Dataset records
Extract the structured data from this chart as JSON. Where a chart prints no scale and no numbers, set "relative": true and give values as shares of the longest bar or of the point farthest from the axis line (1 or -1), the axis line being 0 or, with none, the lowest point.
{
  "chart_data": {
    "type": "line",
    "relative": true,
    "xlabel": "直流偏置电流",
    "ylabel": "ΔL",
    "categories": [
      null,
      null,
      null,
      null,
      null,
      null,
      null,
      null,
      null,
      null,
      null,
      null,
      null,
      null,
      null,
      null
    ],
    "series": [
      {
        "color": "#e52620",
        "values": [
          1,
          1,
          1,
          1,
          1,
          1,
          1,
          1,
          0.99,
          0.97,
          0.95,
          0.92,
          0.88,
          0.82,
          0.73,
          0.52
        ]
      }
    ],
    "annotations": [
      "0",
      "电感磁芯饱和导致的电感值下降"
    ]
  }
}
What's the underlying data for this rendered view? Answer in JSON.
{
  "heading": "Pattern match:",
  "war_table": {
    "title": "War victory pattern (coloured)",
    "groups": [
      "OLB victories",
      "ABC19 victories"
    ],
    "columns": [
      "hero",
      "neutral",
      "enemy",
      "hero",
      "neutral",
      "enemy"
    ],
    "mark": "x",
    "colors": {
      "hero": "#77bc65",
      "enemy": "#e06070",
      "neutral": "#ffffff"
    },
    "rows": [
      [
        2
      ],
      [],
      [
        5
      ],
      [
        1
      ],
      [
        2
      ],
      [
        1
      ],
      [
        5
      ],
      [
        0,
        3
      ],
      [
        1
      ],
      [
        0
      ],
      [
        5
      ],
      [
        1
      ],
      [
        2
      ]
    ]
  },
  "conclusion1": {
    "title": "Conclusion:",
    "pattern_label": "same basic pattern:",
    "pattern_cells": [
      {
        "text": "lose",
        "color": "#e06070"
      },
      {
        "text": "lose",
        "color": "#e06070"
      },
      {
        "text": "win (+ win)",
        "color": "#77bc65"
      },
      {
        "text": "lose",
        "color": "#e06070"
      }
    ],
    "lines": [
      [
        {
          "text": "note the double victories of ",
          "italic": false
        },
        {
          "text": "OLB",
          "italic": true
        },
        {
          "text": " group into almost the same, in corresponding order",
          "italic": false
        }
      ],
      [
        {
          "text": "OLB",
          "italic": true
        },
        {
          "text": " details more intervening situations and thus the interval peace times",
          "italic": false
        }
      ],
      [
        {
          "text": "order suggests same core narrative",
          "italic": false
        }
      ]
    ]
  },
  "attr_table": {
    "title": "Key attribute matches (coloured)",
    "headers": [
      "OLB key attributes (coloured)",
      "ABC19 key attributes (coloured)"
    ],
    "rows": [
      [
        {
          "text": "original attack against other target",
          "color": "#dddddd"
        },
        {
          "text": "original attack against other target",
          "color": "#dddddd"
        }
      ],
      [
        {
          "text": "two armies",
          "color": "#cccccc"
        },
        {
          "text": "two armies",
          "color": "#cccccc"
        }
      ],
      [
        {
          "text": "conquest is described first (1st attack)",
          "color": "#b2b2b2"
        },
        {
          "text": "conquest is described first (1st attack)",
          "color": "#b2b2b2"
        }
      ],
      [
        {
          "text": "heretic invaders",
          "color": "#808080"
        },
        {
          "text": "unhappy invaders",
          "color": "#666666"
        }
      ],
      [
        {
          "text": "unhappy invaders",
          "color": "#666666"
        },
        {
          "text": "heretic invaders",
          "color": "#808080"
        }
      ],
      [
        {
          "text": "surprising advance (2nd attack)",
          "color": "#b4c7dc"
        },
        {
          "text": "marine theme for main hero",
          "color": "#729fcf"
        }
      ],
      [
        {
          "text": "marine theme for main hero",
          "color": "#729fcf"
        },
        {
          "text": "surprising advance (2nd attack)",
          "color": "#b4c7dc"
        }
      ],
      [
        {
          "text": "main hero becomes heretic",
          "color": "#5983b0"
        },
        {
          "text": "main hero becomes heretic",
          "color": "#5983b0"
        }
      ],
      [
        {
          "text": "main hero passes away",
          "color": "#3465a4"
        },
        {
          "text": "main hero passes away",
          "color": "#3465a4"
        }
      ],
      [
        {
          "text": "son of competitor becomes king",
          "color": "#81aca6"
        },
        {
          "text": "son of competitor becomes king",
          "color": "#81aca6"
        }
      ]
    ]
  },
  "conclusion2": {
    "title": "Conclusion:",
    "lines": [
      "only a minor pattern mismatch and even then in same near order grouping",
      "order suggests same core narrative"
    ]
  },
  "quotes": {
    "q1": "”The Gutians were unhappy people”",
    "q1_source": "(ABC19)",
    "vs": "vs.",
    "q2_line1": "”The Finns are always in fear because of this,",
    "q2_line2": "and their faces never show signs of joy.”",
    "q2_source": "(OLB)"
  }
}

Written problem:
Retype the listing exactly, in full.

Problem solution:
Extract the structured data from this chart as JSON. Where a chart prints no scale and no numbers, set "relative": true and give values as shares of the longest bar or of the point farthest from the axis line (1 or -1), the axis line being 0 or, with none, the lowest point.
{
  "chart_data": {
    "type": "line",
    "relative": true,
    "xlabel": "直流偏置电流",
    "ylabel": "ΔL",
    "categories": [
      null,
      null,
      null,
      null,
      null,
      null,
      null,
      null,
      null,
      null,
      null,
      null,
      null,
      null,
      null,
      null
    ],
    "series": [
      {
        "color": "#e52620",
        "values": [
          1,
          1,
          1,
          1,
          1,
          1,
          1,
          1,
          0.99,
          0.97,
          0.95,
          0.92,
          0.88,
          0.82,
          0.73,
          0.52
        ]
      }
    ],
    "annotations": [
      "0",
      "电感磁芯饱和导致的电感值下降"
    ]
  }
}
What's the underlying data for this rendered view? Answer in JSON.
{
  "heading": "Pattern match:",
  "war_table": {
    "title": "War victory pattern (coloured)",
    "groups": [
      "OLB victories",
      "ABC19 victories"
    ],
    "columns": [
      "hero",
      "neutral",
      "enemy",
      "hero",
      "neutral",
      "enemy"
    ],
    "mark": "x",
    "colors": {
      "hero": "#77bc65",
      "enemy": "#e06070",
      "neutral": "#ffffff"
    },
    "rows": [
      [
        2
      ],
      [],
      [
        5
      ],
      [
        1
      ],
      [
        2
      ],
      [
        1
      ],
      [
        5
      ],
      [
        0,
        3
      ],
      [
        1
      ],
      [
        0
      ],
      [
        5
      ],
      [
        1
      ],
      [
        2
      ]
    ]
  },
  "conclusion1": {
    "title": "Conclusion:",
    "pattern_label": "same basic pattern:",
    "pattern_cells": [
      {
        "text": "lose",
        "color": "#e06070"
      },
      {
        "text": "lose",
        "color": "#e06070"
      },
      {
        "text": "win (+ win)",
        "color": "#77bc65"
      },
      {
        "text": "lose",
        "color": "#e06070"
      }
    ],
    "lines": [
      [
        {
          "text": "note the double victories of ",
          "italic": false
        },
        {
          "text": "OLB",
          "italic": true
        },
        {
          "text": " group into almost the same, in corresponding order",
          "italic": false
        }
      ],
      [
        {
          "text": "OLB",
          "italic": true
        },
        {
          "text": " details more intervening situations and thus the interval peace times",
          "italic": false
        }
      ],
      [
        {
          "text": "order suggests same core narrative",
          "italic": false
        }
      ]
    ]
  },
  "attr_table": {
    "title": "Key attribute matches (coloured)",
    "headers": [
      "OLB key attributes (coloured)",
      "ABC19 key attributes (coloured)"
    ],
    "rows": [
      [
        {
          "text": "original attack against other target",
          "color": "#dddddd"
        },
        {
          "text": "original attack against other target",
          "color": "#dddddd"
        }
      ],
      [
        {
          "text": "two armies",
          "color": "#cccccc"
        },
        {
          "text": "two armies",
          "color": "#cccccc"
        }
      ],
      [
        {
          "text": "conquest is described first (1st attack)",
          "color": "#b2b2b2"
        },
        {
          "text": "conquest is described first (1st attack)",
          "color": "#b2b2b2"
        }
      ],
      [
        {
          "text": "heretic invaders",
          "color": "#808080"
        },
        {
          "text": "unhappy invaders",
          "color": "#666666"
        }
      ],
      [
        {
          "text": "unhappy invaders",
          "color": "#666666"
        },
        {
          "text": "heretic invaders",
          "color": "#808080"
        }
      ],
      [
        {
          "text": "surprising advance (2nd attack)",
          "color": "#b4c7dc"
        },
        {
          "text": "marine theme for main hero",
          "color": "#729fcf"
        }
      ],
      [
        {
          "text": "marine theme for main hero",
          "color": "#729fcf"
        },
        {
          "text": "surprising advance (2nd attack)",
          "color": "#b4c7dc"
        }
      ],
      [
        {
          "text": "main hero becomes heretic",
          "color": "#5983b0"
        },
        {
          "text": "main hero becomes heretic",
          "color": "#5983b0"
        }
      ],
      [
        {
          "text": "main hero passes away",
          "color": "#3465a4"
        },
        {
          "text": "main hero passes away",
          "color": "#3465a4"
        }
      ],
      [
        {
          "text": "son of competitor becomes king",
          "color": "#81aca6"
        },
        {
          "text": "son of competitor becomes king",
          "color": "#81aca6"
        }
      ]
    ]
  },
  "conclusion2": {
    "title": "Conclusion:",
    "lines": [
      "only a minor pattern mismatch and even then in same near order grouping",
      "order suggests same core narrative"
    ]
  },
  "quotes": {
    "q1": "”The Gutians were unhappy people”",
    "q1_source": "(ABC19)",
    "vs": "vs.",
    "q2_line1": "”The Finns are always in fear because of this,",
    "q2_line2": "and their faces never show signs of joy.”",
    "q2_source": "(OLB)"
  }
}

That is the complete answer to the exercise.